AIM OF THE EXERCISE: Write the next part of the piece on punishment in plans to fix the economy, picking up after its final sentence.

TEXT SEGMENT:
You know, looking at the psychology of the recent performance on fixing the economy, one can’t help noticing (again) the element of punishment latent in the adopted recommendations.  In summary, the poorest people are to be punished by cuts in benefits and programs that benefit them. A cowardly retribution is to be used to rule over utter helplessness.

And on a still larger scale, the middle class above those who are utterly helpless is to be punished with unemployment, loss of homes, inability to buy needed and desired products, their children are not to get good educations, which will punish them regarding future possibilities.  In total result the entire society except for the richest few are to be punished one way or another, not only now but for years to come. Their health benefits are to be constricted; their retirement is to be threatened with insolvency.

Among the vast surveillance agencies which public taxation supports, anyone who tries to mount an unorthodox attack—even though non-violent—is to be threatened with denunciation and even imprisonment or forced to repress resistance and criticism by threat.  All the while, the military is poised to drain off the majority of public funding in foreign lands, killing and pillaging relatively helpless men, women and children who have done nothing to offend imperial power except to exist and take up space.

SOURCE MATERIAL:
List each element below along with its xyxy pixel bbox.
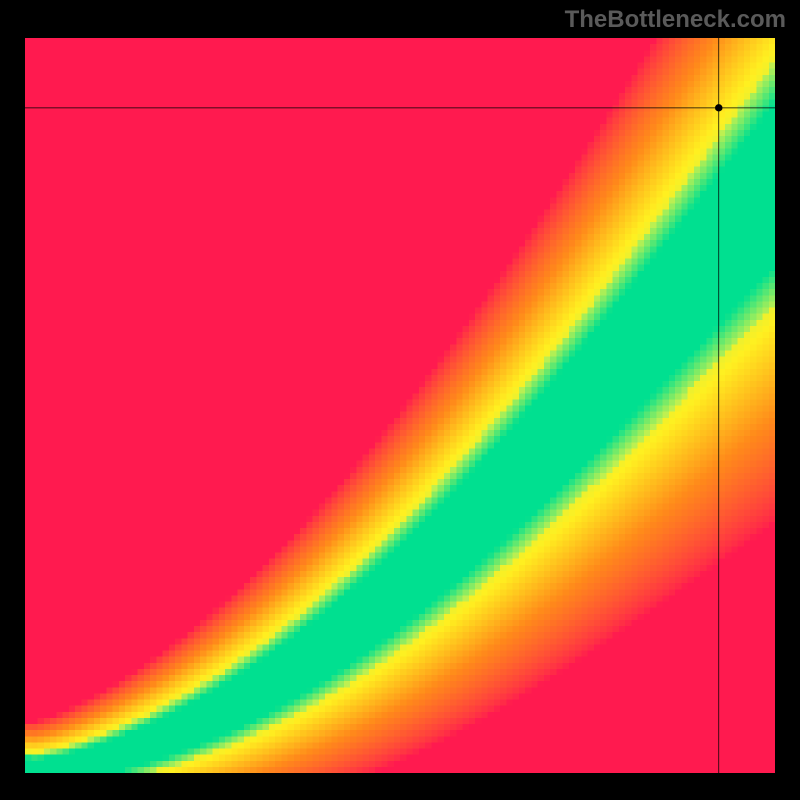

ANSWER TO THE PROBLEM:
We need to understand, and get a handle on, this culture of punishment and why it is effective in overwhelming reason and destroying possibilities for peaceful solutions to urgent problems.  We need to find ways to stop reacting primarily to fear of the future and turn to creative possibilities for solving problems internatioinally and locally, together, in a spirit of compassioin, joy and intelligence.

The spirit of punishment is an ancient control mechanism in societies based primarily on belief in, and fear of, a vengeful, all-powerful god in a mythical world somewhere whose primary modus operandi is threat of punishment for proscribed sins, and secondarily, reward for obedience to laws derived not from popular choice but from super-natural edict. 

Science has only partially, and often ineffectively, relieved human societies of this elemental constricting fear—a fear which imprisons creativity and confines human reactions to a more or less unforgiving conformity and a sullen hidden resentment which now and then breaks out as irrational rage and a desire for revenge and a culminating holocaust.

This is the imprisonment of an ancient myth—not the kind of belief that fosters understanding, creative adventure, and joy.  Whatever we can do as individuals, even though only a little, to get rid of this imprisonment of repressive constriction, is all to the good. Joy is for the making, and life is, by nature, exhuberant, perennially bursting into renewal.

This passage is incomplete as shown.